WHAT IS ASKED:
Retype the whole listing, please, keeping every line exact and dropping the pictures.

AVAILABLE DATA:
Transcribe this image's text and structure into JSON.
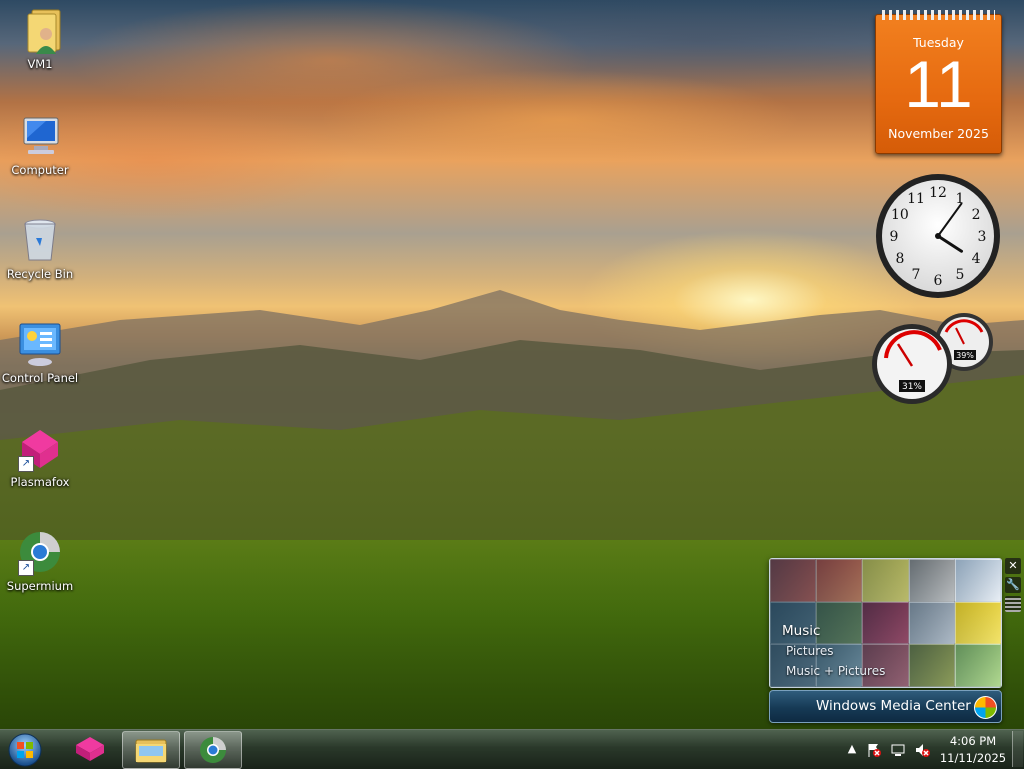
{
  "desktop": {
    "icons": [
      {
        "label": "VM1"
      },
      {
        "label": "Computer"
      },
      {
        "label": "Recycle Bin"
      },
      {
        "label": "Control Panel"
      },
      {
        "label": "Plasmafox"
      },
      {
        "label": "Supermium"
      }
    ]
  },
  "calendar": {
    "weekday": "Tuesday",
    "day": "11",
    "month_year": "November 2025"
  },
  "clock_gadget": {
    "numerals": [
      "12",
      "1",
      "2",
      "3",
      "4",
      "5",
      "6",
      "7",
      "8",
      "9",
      "10",
      "11"
    ],
    "hour": 4,
    "minute": 6
  },
  "cpu_meter": {
    "cpu_percent": "31%",
    "memory_percent": "39%"
  },
  "media_center": {
    "menu": [
      {
        "label": "Music"
      },
      {
        "label": "Pictures"
      },
      {
        "label": "Music + Pictures"
      }
    ],
    "bar_label": "Windows Media Center",
    "controls": {
      "close": "✕",
      "options": "🔧"
    }
  },
  "taskbar": {
    "time": "4:06 PM",
    "date": "11/11/2025",
    "tray_arrow": "▲"
  }
}
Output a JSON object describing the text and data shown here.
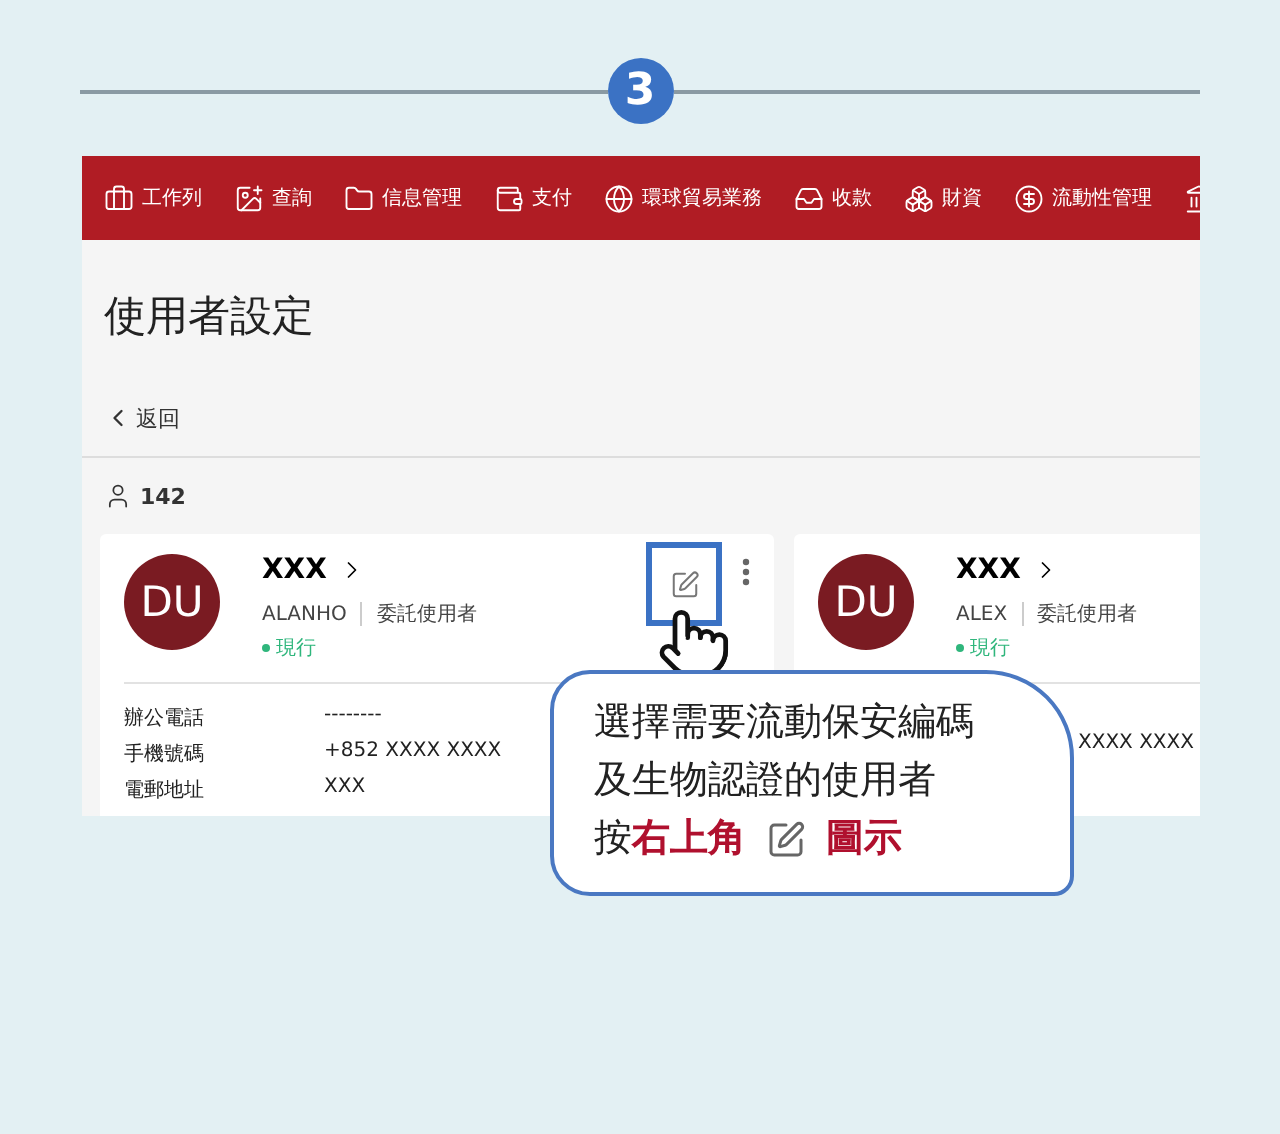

WRITTEN SOLUTION:
Transcribe this image's text and structure into JSON.
{
  "desktop": {
    "icons": [
      {
        "label": "VM1"
      },
      {
        "label": "Computer"
      },
      {
        "label": "Recycle Bin"
      },
      {
        "label": "Control Panel"
      },
      {
        "label": "Plasmafox"
      },
      {
        "label": "Supermium"
      }
    ]
  },
  "calendar": {
    "weekday": "Tuesday",
    "day": "11",
    "month_year": "November 2025"
  },
  "clock_gadget": {
    "numerals": [
      "12",
      "1",
      "2",
      "3",
      "4",
      "5",
      "6",
      "7",
      "8",
      "9",
      "10",
      "11"
    ],
    "hour": 4,
    "minute": 6
  },
  "cpu_meter": {
    "cpu_percent": "31%",
    "memory_percent": "39%"
  },
  "media_center": {
    "menu": [
      {
        "label": "Music"
      },
      {
        "label": "Pictures"
      },
      {
        "label": "Music + Pictures"
      }
    ],
    "bar_label": "Windows Media Center",
    "controls": {
      "close": "✕",
      "options": "🔧"
    }
  },
  "taskbar": {
    "time": "4:06 PM",
    "date": "11/11/2025",
    "tray_arrow": "▲"
  }
}
Output a JSON object describing the text and data shown here.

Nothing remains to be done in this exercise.